Figure record extracts
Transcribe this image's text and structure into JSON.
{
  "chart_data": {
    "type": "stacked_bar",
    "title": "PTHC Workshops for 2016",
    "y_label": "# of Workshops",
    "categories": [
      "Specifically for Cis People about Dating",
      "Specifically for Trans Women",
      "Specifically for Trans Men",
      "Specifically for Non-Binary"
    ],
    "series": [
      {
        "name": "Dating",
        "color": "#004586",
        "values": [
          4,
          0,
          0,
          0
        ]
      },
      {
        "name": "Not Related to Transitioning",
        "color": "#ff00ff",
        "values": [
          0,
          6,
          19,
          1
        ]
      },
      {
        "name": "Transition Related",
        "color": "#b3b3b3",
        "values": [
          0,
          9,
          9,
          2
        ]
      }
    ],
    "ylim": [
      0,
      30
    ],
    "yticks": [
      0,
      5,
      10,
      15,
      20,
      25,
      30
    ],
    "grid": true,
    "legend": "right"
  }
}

# INSTRUCTIONS FOR THE TASK:
Of the lines above, copy each that contains "Dating".

# FULL OUTPUT:
      "Specifically for Cis People about Dating",
        "name": "Dating",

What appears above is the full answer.